Written instruction.
Could you write out every record below exactly, leaving out any pictures?

Source records
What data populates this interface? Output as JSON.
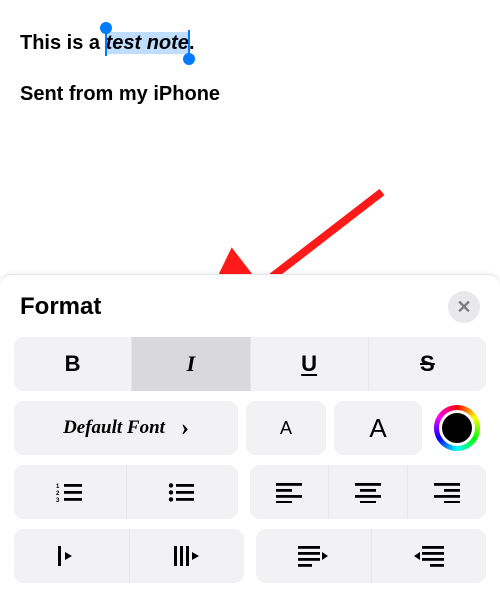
{
  "content": {
    "line1_before": "This is a ",
    "line1_selected": "test note",
    "line1_after": ".",
    "line2": "Sent from my iPhone"
  },
  "panel": {
    "title": "Format",
    "close_glyph": "✕",
    "bold_label": "B",
    "italic_label": "I",
    "underline_label": "U",
    "strike_label": "S",
    "font_label": "Default Font",
    "chevron": "›",
    "size_small": "A",
    "size_large": "A"
  },
  "colors": {
    "accent": "#007aff",
    "annotation": "#ff1a1a"
  }
}
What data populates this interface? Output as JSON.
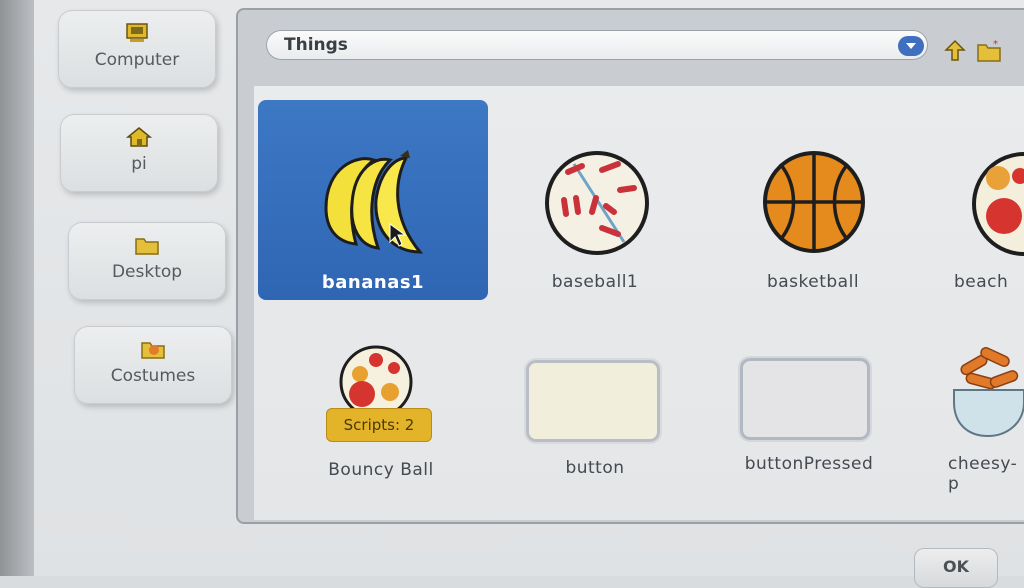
{
  "locations": [
    {
      "label": "Computer",
      "icon": "computer-icon"
    },
    {
      "label": "pi",
      "icon": "home-icon"
    },
    {
      "label": "Desktop",
      "icon": "folder-icon"
    },
    {
      "label": "Costumes",
      "icon": "costumes-icon"
    }
  ],
  "path": {
    "current": "Things"
  },
  "toolbar": {
    "up_icon": "up-arrow-icon",
    "new_folder_icon": "new-folder-icon"
  },
  "items": [
    {
      "label": "bananas1",
      "selected": true
    },
    {
      "label": "baseball1"
    },
    {
      "label": "basketball"
    },
    {
      "label": "beach"
    },
    {
      "label": "Bouncy Ball",
      "badge": "Scripts: 2"
    },
    {
      "label": "button"
    },
    {
      "label": "buttonPressed"
    },
    {
      "label": "cheesy-p"
    }
  ],
  "buttons": {
    "ok": "OK"
  },
  "colors": {
    "selection": "#3d78c5",
    "badge": "#e3b32a"
  }
}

Reply.
What data populates this interface? Output as JSON.
{
  "content": {
    "line1_before": "This is a ",
    "line1_selected": "test note",
    "line1_after": ".",
    "line2": "Sent from my iPhone"
  },
  "panel": {
    "title": "Format",
    "close_glyph": "✕",
    "bold_label": "B",
    "italic_label": "I",
    "underline_label": "U",
    "strike_label": "S",
    "font_label": "Default Font",
    "chevron": "›",
    "size_small": "A",
    "size_large": "A"
  },
  "colors": {
    "accent": "#007aff",
    "annotation": "#ff1a1a"
  }
}
What data populates this interface? Output as JSON.
{
  "locations": [
    {
      "label": "Computer",
      "icon": "computer-icon"
    },
    {
      "label": "pi",
      "icon": "home-icon"
    },
    {
      "label": "Desktop",
      "icon": "folder-icon"
    },
    {
      "label": "Costumes",
      "icon": "costumes-icon"
    }
  ],
  "path": {
    "current": "Things"
  },
  "toolbar": {
    "up_icon": "up-arrow-icon",
    "new_folder_icon": "new-folder-icon"
  },
  "items": [
    {
      "label": "bananas1",
      "selected": true
    },
    {
      "label": "baseball1"
    },
    {
      "label": "basketball"
    },
    {
      "label": "beach"
    },
    {
      "label": "Bouncy Ball",
      "badge": "Scripts: 2"
    },
    {
      "label": "button"
    },
    {
      "label": "buttonPressed"
    },
    {
      "label": "cheesy-p"
    }
  ],
  "buttons": {
    "ok": "OK"
  },
  "colors": {
    "selection": "#3d78c5",
    "badge": "#e3b32a"
  }
}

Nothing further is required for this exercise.